▶ **Brief**:
Wherever the string "ДООП" appears, copy the whole line.

▶ **Supplied entries**:
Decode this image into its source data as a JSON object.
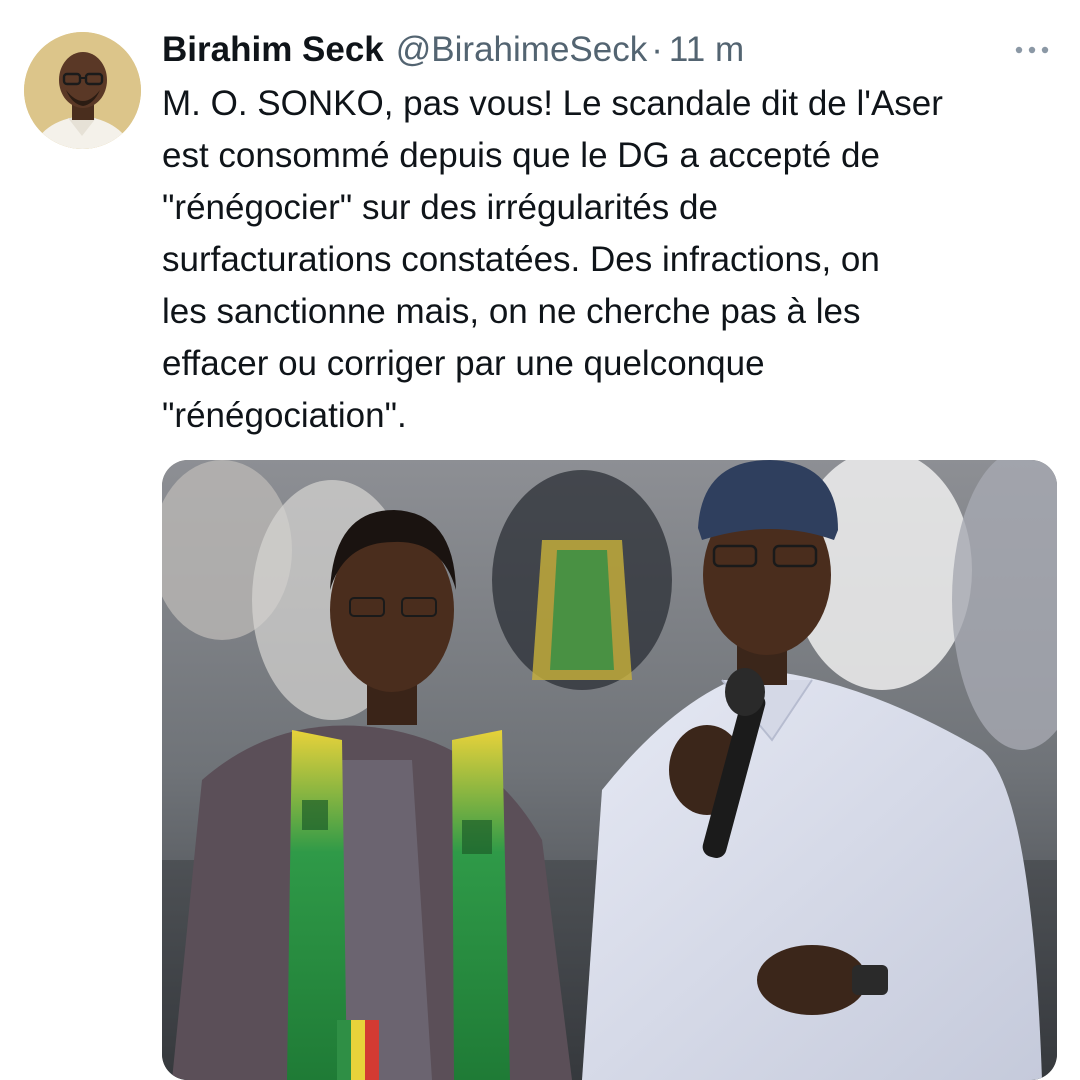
{
  "tweet": {
    "author_name": "Birahim Seck",
    "author_handle": "@BirahimeSeck",
    "separator": "·",
    "timestamp": "11 m",
    "text_lines": [
      "M. O. SONKO, pas vous! Le scandale dit de l'Aser",
      "est consommé depuis que le DG a accepté de",
      "\"rénégocier\" sur des irrégularités de",
      "surfacturations constatées. Des infractions, on",
      "les sanctionne mais, on ne cherche pas à les",
      "effacer ou corriger par une quelconque",
      "\"rénégociation\"."
    ],
    "more_icon": "more-horizontal-icon",
    "avatar": "author-avatar-photo",
    "media": "photo-two-men-at-rally-with-microphone"
  },
  "colors": {
    "text_primary": "#0f1419",
    "text_secondary": "#536471",
    "background": "#ffffff"
  }
}
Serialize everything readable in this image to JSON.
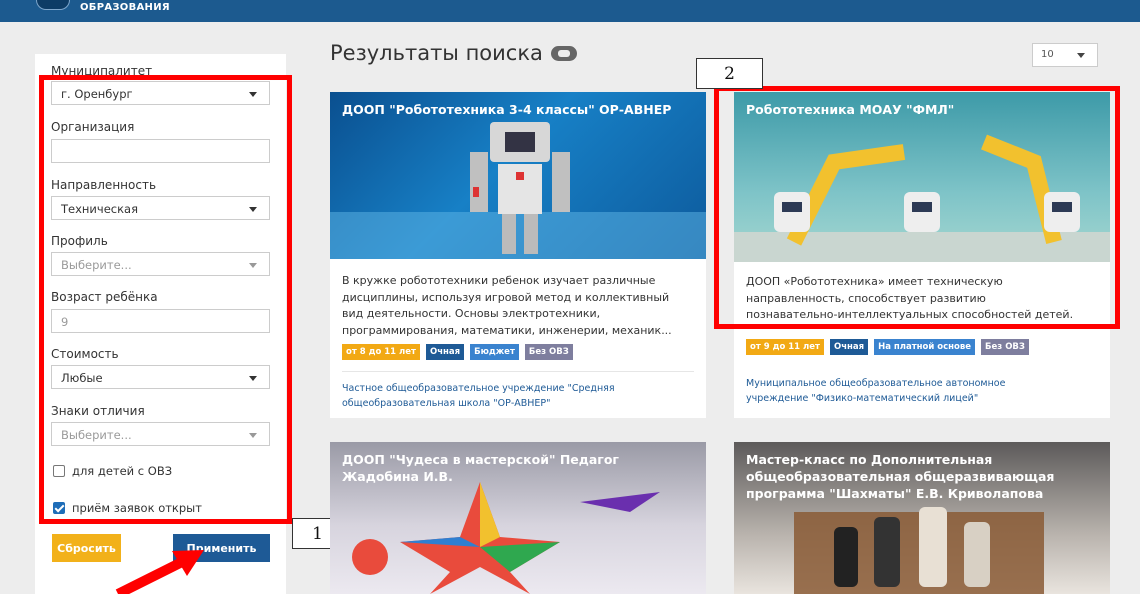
{
  "header": {
    "brand": "ОБРАЗОВАНИЯ"
  },
  "filters": {
    "municipality": {
      "label": "Муниципалитет",
      "value": "г. Оренбург"
    },
    "organization": {
      "label": "Организация",
      "value": ""
    },
    "direction": {
      "label": "Направленность",
      "value": "Техническая"
    },
    "profile": {
      "label": "Профиль",
      "placeholder": "Выберите..."
    },
    "age": {
      "label": "Возраст ребёнка",
      "value": "9"
    },
    "cost": {
      "label": "Стоимость",
      "value": "Любые"
    },
    "badges": {
      "label": "Знаки отличия",
      "placeholder": "Выберите..."
    },
    "ovz": {
      "label": "для детей с ОВЗ",
      "checked": false
    },
    "open": {
      "label": "приём заявок открыт",
      "checked": true
    },
    "reset_label": "Сбросить",
    "apply_label": "Применить"
  },
  "results": {
    "heading": "Результаты поиска",
    "per_page": "10",
    "cards": [
      {
        "title": "ДООП \"Робототехника 3-4 классы\" ОР-АВНЕР",
        "desc_lines": [
          "В кружке робототехники ребенок изучает различные",
          "дисциплины, используя игровой метод и коллективный",
          "вид деятельности. Основы электротехники,",
          "программирования, математики, инженерии, механик..."
        ],
        "tags": [
          "от 8 до 11 лет",
          "Очная",
          "Бюджет",
          "Без ОВЗ"
        ],
        "org_lines": [
          "Частное общеобразовательное учреждение \"Средняя",
          "общеобразовательная школа \"ОР-АВНЕР\""
        ]
      },
      {
        "title": "Робототехника МОАУ \"ФМЛ\"",
        "desc_lines": [
          "ДООП «Робототехника» имеет техническую",
          "направленность, способствует развитию",
          "познавательно-интеллектуальных способностей детей."
        ],
        "tags": [
          "от 9 до 11 лет",
          "Очная",
          "На платной основе",
          "Без ОВЗ"
        ],
        "org_lines": [
          "Муниципальное общеобразовательное автономное",
          "учреждение \"Физико-математический лицей\""
        ]
      },
      {
        "title_lines": [
          "ДООП \"Чудеса в мастерской\" Педагог",
          "Жадобина И.В."
        ]
      },
      {
        "title_lines": [
          "Мастер-класс по Дополнительная",
          "общеобразовательная общеразвивающая",
          "программа \"Шахматы\" Е.В. Криволапова"
        ]
      }
    ]
  },
  "annotations": {
    "label_1": "1",
    "label_2": "2"
  },
  "colors": {
    "header": "#1c5a8f",
    "highlight": "#ff0000",
    "reset": "#f2b11a",
    "apply": "#1e5a96"
  }
}
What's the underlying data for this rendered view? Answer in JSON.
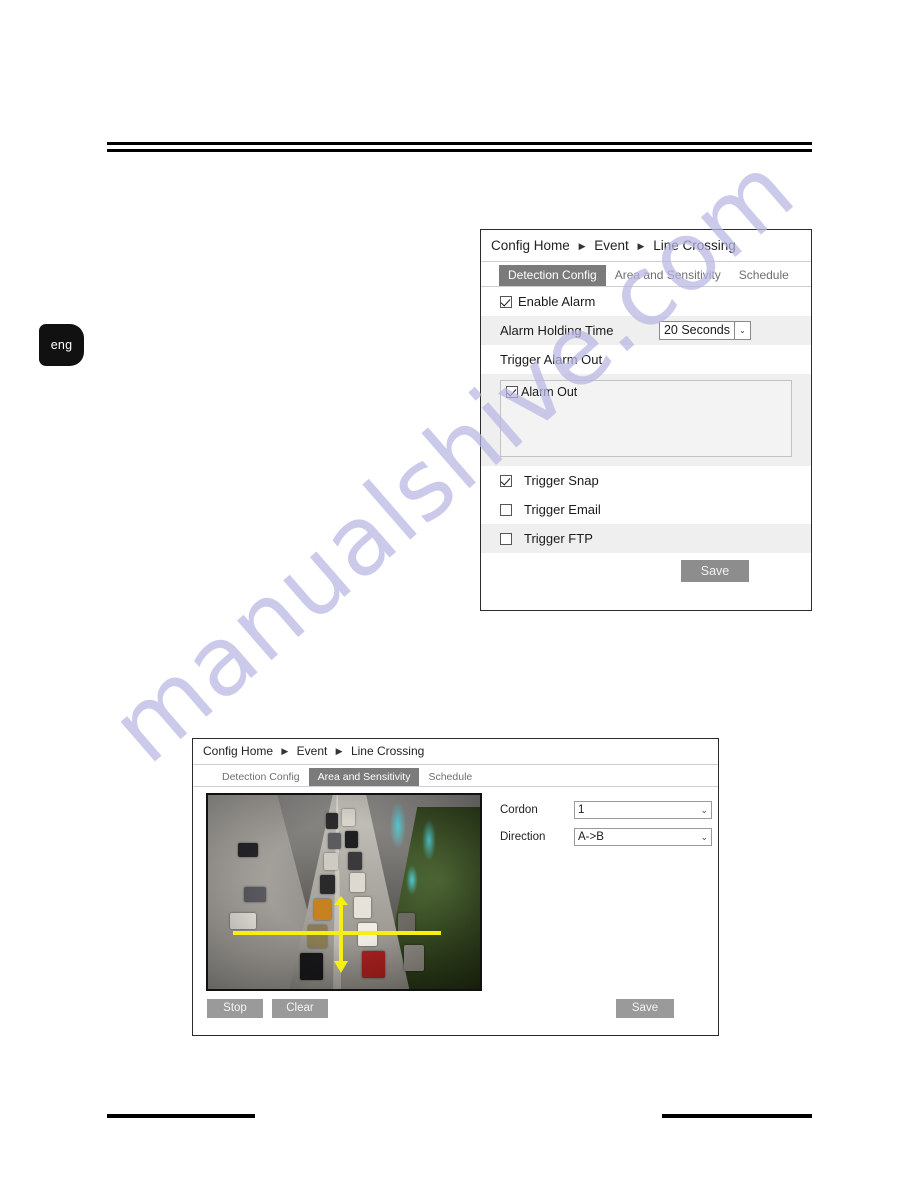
{
  "page": {
    "language_tab": "eng",
    "watermark": "manualshive.com"
  },
  "panel_detection": {
    "breadcrumb": {
      "items": [
        "Config Home",
        "Event",
        "Line Crossing"
      ],
      "separator": "▶"
    },
    "tabs": [
      {
        "label": "Detection Config",
        "active": true
      },
      {
        "label": "Area and Sensitivity",
        "active": false
      },
      {
        "label": "Schedule",
        "active": false
      }
    ],
    "rows": {
      "enable_alarm": {
        "label": "Enable Alarm",
        "checked": true
      },
      "alarm_holding_time": {
        "label": "Alarm Holding Time",
        "value": "20 Seconds",
        "chevron": "⌄"
      },
      "trigger_alarm_out": {
        "label": "Trigger Alarm Out"
      },
      "alarm_out_item": {
        "label": "Alarm Out",
        "checked": true
      },
      "trigger_snap": {
        "label": "Trigger Snap",
        "checked": true
      },
      "trigger_email": {
        "label": "Trigger Email",
        "checked": false
      },
      "trigger_ftp": {
        "label": "Trigger FTP",
        "checked": false
      }
    },
    "save_label": "Save"
  },
  "panel_area": {
    "breadcrumb": {
      "items": [
        "Config Home",
        "Event",
        "Line Crossing"
      ],
      "separator": "▶"
    },
    "tabs": [
      {
        "label": "Detection Config",
        "active": false
      },
      {
        "label": "Area and Sensitivity",
        "active": true
      },
      {
        "label": "Schedule",
        "active": false
      }
    ],
    "fields": {
      "cordon": {
        "label": "Cordon",
        "value": "1",
        "chevron": "⌄"
      },
      "direction": {
        "label": "Direction",
        "value": "A->B",
        "chevron": "⌄"
      }
    },
    "buttons": {
      "stop": "Stop",
      "clear": "Clear",
      "save": "Save"
    },
    "preview": {
      "overlay_line_color": "#f6ef12",
      "description": "live traffic camera preview with yellow cordon line and direction arrow"
    }
  }
}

▶ **Reply**:
        "title": "ДООП \"Робототехника 3-4 классы\" ОР-АВНЕР",
          "ДООП «Робототехника» имеет техническую",
          "ДООП \"Чудеса в мастерской\" Педагог",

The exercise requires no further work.